-- BEGIN STORED RECORDS --

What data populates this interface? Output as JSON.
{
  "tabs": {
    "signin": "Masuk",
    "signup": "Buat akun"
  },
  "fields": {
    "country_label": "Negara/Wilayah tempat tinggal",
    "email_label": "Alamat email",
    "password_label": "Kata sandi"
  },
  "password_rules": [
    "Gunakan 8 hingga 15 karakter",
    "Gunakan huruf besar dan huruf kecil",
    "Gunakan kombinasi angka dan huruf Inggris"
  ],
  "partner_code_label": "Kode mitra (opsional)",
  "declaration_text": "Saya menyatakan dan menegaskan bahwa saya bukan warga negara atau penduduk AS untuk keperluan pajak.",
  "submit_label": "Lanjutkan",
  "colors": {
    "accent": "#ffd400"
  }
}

-- END STORED RECORDS --

WORK TO BE COMPLETED ▸ Please give back all of the records exactly as written.

ANSWER TO THE EXERCISE ▸
What data populates this interface? Output as JSON.
{
  "tabs": {
    "signin": "Masuk",
    "signup": "Buat akun"
  },
  "fields": {
    "country_label": "Negara/Wilayah tempat tinggal",
    "email_label": "Alamat email",
    "password_label": "Kata sandi"
  },
  "password_rules": [
    "Gunakan 8 hingga 15 karakter",
    "Gunakan huruf besar dan huruf kecil",
    "Gunakan kombinasi angka dan huruf Inggris"
  ],
  "partner_code_label": "Kode mitra (opsional)",
  "declaration_text": "Saya menyatakan dan menegaskan bahwa saya bukan warga negara atau penduduk AS untuk keperluan pajak.",
  "submit_label": "Lanjutkan",
  "colors": {
    "accent": "#ffd400"
  }
}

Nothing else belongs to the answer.